> **TASK GOAL**:
Quote the listing below in its entirety, omitting every image.

--- Start of WORKING DATA ---

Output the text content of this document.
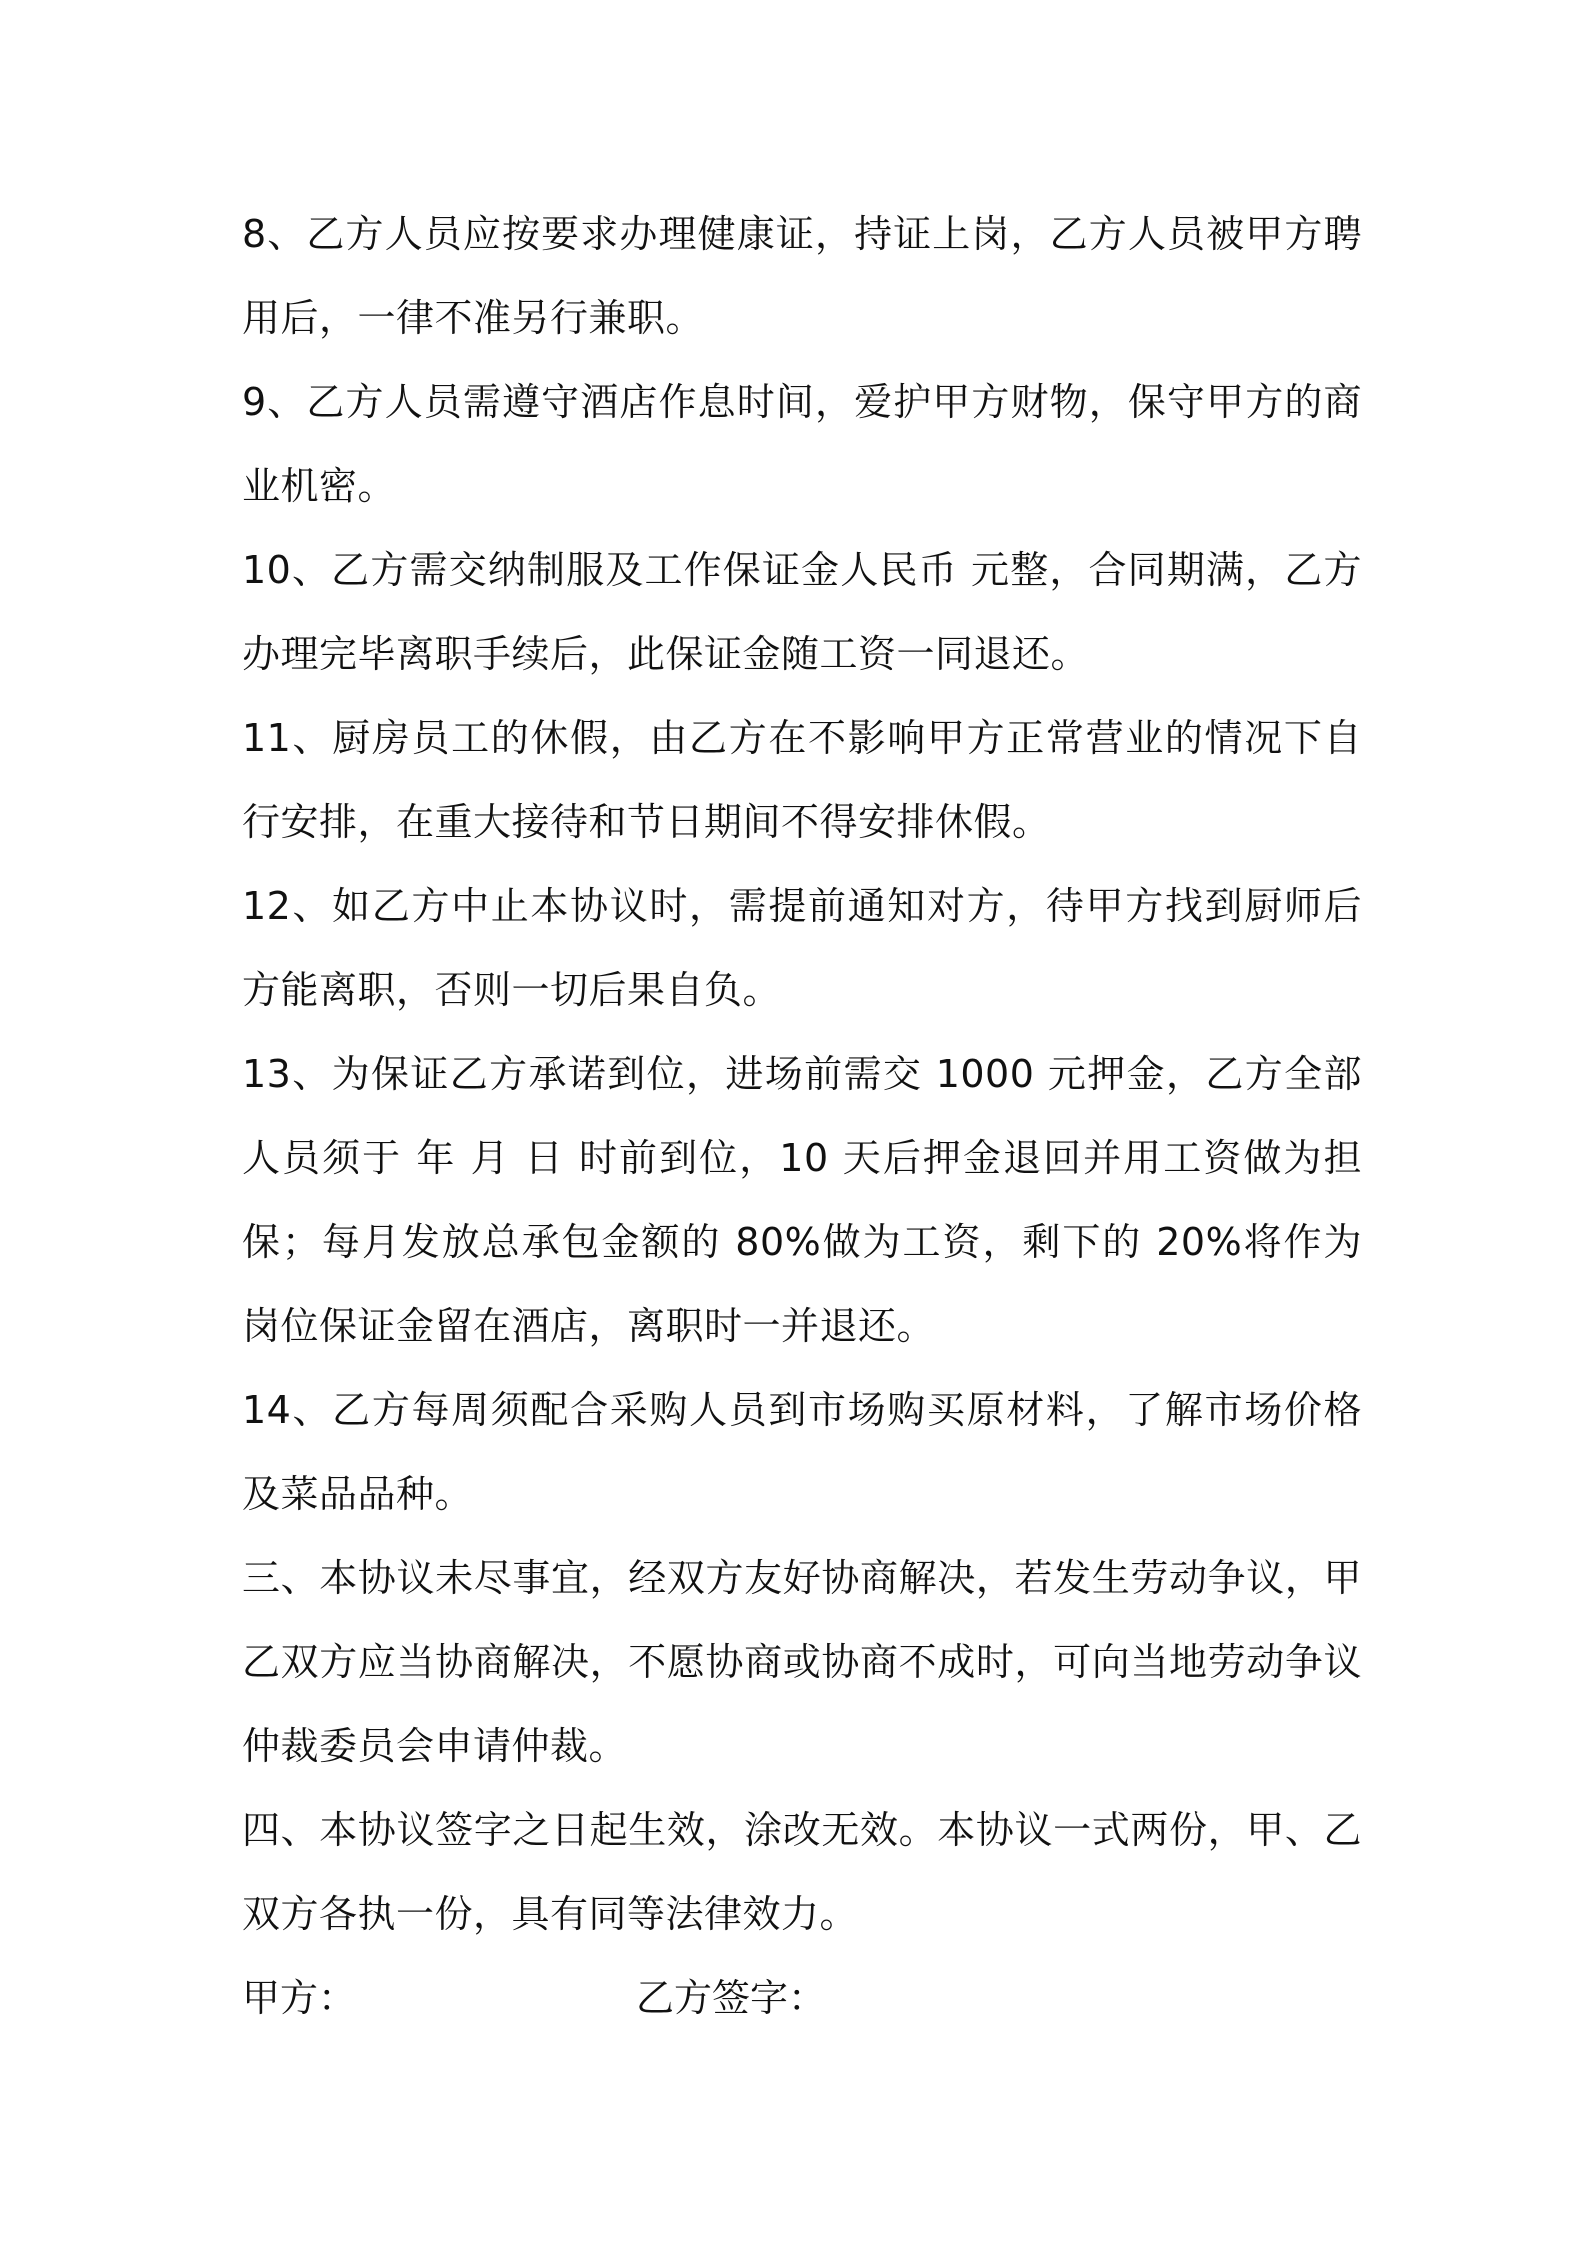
8、乙方人员应按要求办理健康证，持证上岗，乙方人员被甲方聘用后，一律不准另行兼职。

9、乙方人员需遵守酒店作息时间，爱护甲方财物，保守甲方的商业机密。

10、乙方需交纳制服及工作保证金人民币 元整，合同期满，乙方办理完毕离职手续后，此保证金随工资一同退还。

11、厨房员工的休假，由乙方在不影响甲方正常营业的情况下自行安排，在重大接待和节日期间不得安排休假。

12、如乙方中止本协议时，需提前通知对方，待甲方找到厨师后方能离职，否则一切后果自负。

13、为保证乙方承诺到位，进场前需交 1000 元押金，乙方全部人员须于 年 月 日 时前到位，10 天后押金退回并用工资做为担保；每月发放总承包金额的 80%做为工资，剩下的 20%将作为岗位保证金留在酒店，离职时一并退还。

14、乙方每周须配合采购人员到市场购买原材料，了解市场价格及菜品品种。

三、本协议未尽事宜，经双方友好协商解决，若发生劳动争议，甲乙双方应当协商解决，不愿协商或协商不成时，可向当地劳动争议仲裁委员会申请仲裁。

四、本协议签字之日起生效，涂改无效。本协议一式两份，甲、乙双方各执一份，具有同等法律效力。

甲方：	乙方签字：
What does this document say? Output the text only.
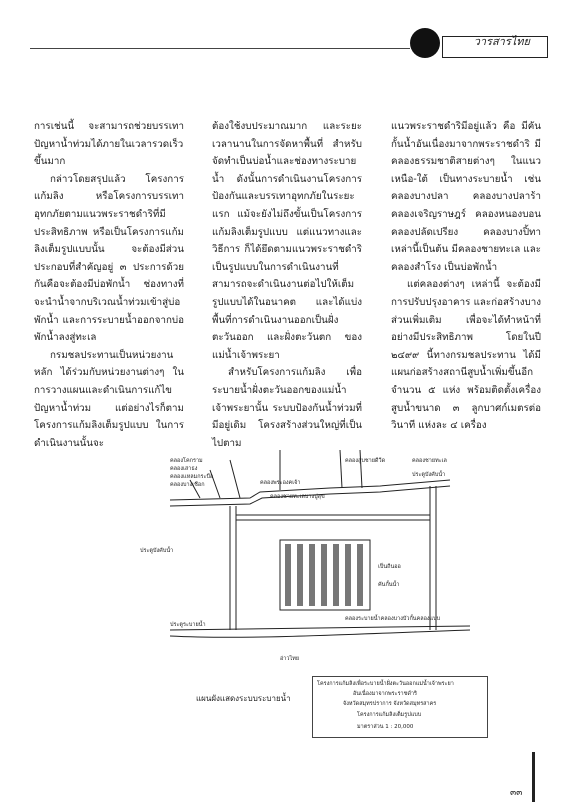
วารสารไทย

การเช่นนี้ จะสามารถช่วยบรรเทาปัญหาน้ำท่วมได้ภายในเวลารวดเร็วขึ้นมาก

กล่าวโดยสรุปแล้ว โครงการแก้มลิง หรือโครงการบรรเทาอุทกภัยตามแนวพระราชดำริที่มีประสิทธิภาพ หรือเป็นโครงการแก้มลิงเต็มรูปแบบนั้น จะต้องมีส่วนประกอบที่สำคัญอยู่ ๓ ประการด้วยกันคือจะต้องมีบ่อพักน้ำ ช่องทางที่จะนำน้ำจากบริเวณน้ำท่วมเข้าสู่บ่อพักน้ำ และการระบายน้ำออกจากบ่อพักน้ำลงสู่ทะเล

กรมชลประทานเป็นหน่วยงานหลัก ได้ร่วมกับหน่วยงานต่างๆ ในการวางแผนและดำเนินการแก้ไขปัญหาน้ำท่วม แต่อย่างไรก็ตามโครงการแก้มลิงเต็มรูปแบบ ในการดำเนินงานนั้นจะ

ต้องใช้งบประมาณมาก และระยะเวลานานในการจัดหาพื้นที่ สำหรับจัดทำเป็นบ่อน้ำและช่องทางระบายน้ำ ดังนั้นการดำเนินงานโครงการป้องกันและบรรเทาอุทกภัยในระยะแรก แม้จะยังไม่ถึงขั้นเป็นโครงการแก้มลิงเต็มรูปแบบ แต่แนวทางและวิธีการ ก็ได้ยึดตามแนวพระราชดำริเป็นรูปแบบในการดำเนินงานที่สามารถจะดำเนินงานต่อไปให้เต็มรูปแบบได้ในอนาคต และได้แบ่งพื้นที่การดำเนินงานออกเป็นฝั่งตะวันออก และฝั่งตะวันตก ของแม่น้ำเจ้าพระยา

สำหรับโครงการแก้มลิง เพื่อระบายน้ำฝั่งตะวันออกของแม่น้ำเจ้าพระยานั้น ระบบป้องกันน้ำท่วมที่มีอยู่เดิม โครงสร้างส่วนใหญ่ที่เป็นไปตาม

แนวพระราชดำริมีอยู่แล้ว คือ มีคันกั้นน้ำอันเนื่องมาจากพระราชดำริ มีคลองธรรมชาติสายต่างๆ ในแนวเหนือ-ใต้ เป็นทางระบายน้ำ เช่น คลองบางปลา คลองบางปลาร้า คลองเจริญราษฎร์ คลองหนองบอน คลองปลัดเปรียง คลองบางปิ้ทา เหล่านี้เป็นต้น มีคลองชายทะเล และคลองสำโรง เป็นบ่อพักน้ำ

แต่คลองต่างๆ เหล่านี้ จะต้องมีการปรับปรุงอาคาร และก่อสร้างบางส่วนเพิ่มเติม เพื่อจะได้ทำหน้าที่อย่างมีประสิทธิภาพ โดยในปี ๒๔๙๙ นี้ทางกรมชลประทาน ได้มีแผนก่อสร้างสถานีสูบน้ำเพิ่มขึ้นอีกจำนวน ๕ แห่ง พร้อมติดตั้งเครื่องสูบน้ำขนาด ๓ ลูกบาศก์เมตรต่อวินาที แห่งละ ๔ เครื่อง

คลองโคกราม
คลองเสาธง
คลองแหลมกระบือ
คลองบางเชือก	คลองพระองคเจ้า
คลองสูบชายดีวีด	คลองชายทะเล
ประตูบังคับน้ำ
คลองชายทะเลบางปูสุข
ประตูบังคับน้ำ
เป็นถีนออ
คันกั้นน้ำ
ประตูระบายน้ำ
คลองระบายน้ำคลองบางบัวกั้นคลองแบบ
อ่าวไทย
แผนผังแสดงระบบระบายน้ำ
โครงการแก้มลิงเพื่อระบายน้ำฝั่งตะวันออกแม่น้ำเจ้าพระยา
อันเนื่องมาจากพระราชดำริ
จังหวัดสมุทรปราการ จังหวัดสมุทรสาคร
โครงการแก้มลิงเต็มรูปแบบ
มาตราส่วน 1 : 20,000
๓๓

--- End of WORKING DATA ---

> **SOLUTION FOR THIS PROBLEM**:
Output the text content of this document.
8、乙方人员应按要求办理健康证，持证上岗，乙方人员被甲方聘用后，一律不准另行兼职。

9、乙方人员需遵守酒店作息时间，爱护甲方财物，保守甲方的商业机密。

10、乙方需交纳制服及工作保证金人民币 元整，合同期满，乙方办理完毕离职手续后，此保证金随工资一同退还。

11、厨房员工的休假，由乙方在不影响甲方正常营业的情况下自行安排，在重大接待和节日期间不得安排休假。

12、如乙方中止本协议时，需提前通知对方，待甲方找到厨师后方能离职，否则一切后果自负。

13、为保证乙方承诺到位，进场前需交 1000 元押金，乙方全部人员须于 年 月 日 时前到位，10 天后押金退回并用工资做为担保；每月发放总承包金额的 80%做为工资，剩下的 20%将作为岗位保证金留在酒店，离职时一并退还。

14、乙方每周须配合采购人员到市场购买原材料，了解市场价格及菜品品种。

三、本协议未尽事宜，经双方友好协商解决，若发生劳动争议，甲乙双方应当协商解决，不愿协商或协商不成时，可向当地劳动争议仲裁委员会申请仲裁。

四、本协议签字之日起生效，涂改无效。本协议一式两份，甲、乙双方各执一份，具有同等法律效力。

甲方：	乙方签字：
What does this document say? Output the text only.
วารสารไทย

การเช่นนี้ จะสามารถช่วยบรรเทาปัญหาน้ำท่วมได้ภายในเวลารวดเร็วขึ้นมาก

กล่าวโดยสรุปแล้ว โครงการแก้มลิง หรือโครงการบรรเทาอุทกภัยตามแนวพระราชดำริที่มีประสิทธิภาพ หรือเป็นโครงการแก้มลิงเต็มรูปแบบนั้น จะต้องมีส่วนประกอบที่สำคัญอยู่ ๓ ประการด้วยกันคือจะต้องมีบ่อพักน้ำ ช่องทางที่จะนำน้ำจากบริเวณน้ำท่วมเข้าสู่บ่อพักน้ำ และการระบายน้ำออกจากบ่อพักน้ำลงสู่ทะเล

กรมชลประทานเป็นหน่วยงานหลัก ได้ร่วมกับหน่วยงานต่างๆ ในการวางแผนและดำเนินการแก้ไขปัญหาน้ำท่วม แต่อย่างไรก็ตามโครงการแก้มลิงเต็มรูปแบบ ในการดำเนินงานนั้นจะ

ต้องใช้งบประมาณมาก และระยะเวลานานในการจัดหาพื้นที่ สำหรับจัดทำเป็นบ่อน้ำและช่องทางระบายน้ำ ดังนั้นการดำเนินงานโครงการป้องกันและบรรเทาอุทกภัยในระยะแรก แม้จะยังไม่ถึงขั้นเป็นโครงการแก้มลิงเต็มรูปแบบ แต่แนวทางและวิธีการ ก็ได้ยึดตามแนวพระราชดำริเป็นรูปแบบในการดำเนินงานที่สามารถจะดำเนินงานต่อไปให้เต็มรูปแบบได้ในอนาคต และได้แบ่งพื้นที่การดำเนินงานออกเป็นฝั่งตะวันออก และฝั่งตะวันตก ของแม่น้ำเจ้าพระยา

สำหรับโครงการแก้มลิง เพื่อระบายน้ำฝั่งตะวันออกของแม่น้ำเจ้าพระยานั้น ระบบป้องกันน้ำท่วมที่มีอยู่เดิม โครงสร้างส่วนใหญ่ที่เป็นไปตาม

แนวพระราชดำริมีอยู่แล้ว คือ มีคันกั้นน้ำอันเนื่องมาจากพระราชดำริ มีคลองธรรมชาติสายต่างๆ ในแนวเหนือ-ใต้ เป็นทางระบายน้ำ เช่น คลองบางปลา คลองบางปลาร้า คลองเจริญราษฎร์ คลองหนองบอน คลองปลัดเปรียง คลองบางปิ้ทา เหล่านี้เป็นต้น มีคลองชายทะเล และคลองสำโรง เป็นบ่อพักน้ำ

แต่คลองต่างๆ เหล่านี้ จะต้องมีการปรับปรุงอาคาร และก่อสร้างบางส่วนเพิ่มเติม เพื่อจะได้ทำหน้าที่อย่างมีประสิทธิภาพ โดยในปี ๒๔๙๙ นี้ทางกรมชลประทาน ได้มีแผนก่อสร้างสถานีสูบน้ำเพิ่มขึ้นอีกจำนวน ๕ แห่ง พร้อมติดตั้งเครื่องสูบน้ำขนาด ๓ ลูกบาศก์เมตรต่อวินาที แห่งละ ๔ เครื่อง

คลองโคกราม
คลองเสาธง
คลองแหลมกระบือ
คลองบางเชือก	คลองพระองคเจ้า
คลองสูบชายดีวีด	คลองชายทะเล
ประตูบังคับน้ำ
คลองชายทะเลบางปูสุข
ประตูบังคับน้ำ
เป็นถีนออ
คันกั้นน้ำ
ประตูระบายน้ำ
คลองระบายน้ำคลองบางบัวกั้นคลองแบบ
อ่าวไทย
แผนผังแสดงระบบระบายน้ำ
โครงการแก้มลิงเพื่อระบายน้ำฝั่งตะวันออกแม่น้ำเจ้าพระยา
อันเนื่องมาจากพระราชดำริ
จังหวัดสมุทรปราการ จังหวัดสมุทรสาคร
โครงการแก้มลิงเต็มรูปแบบ
มาตราส่วน 1 : 20,000
๓๓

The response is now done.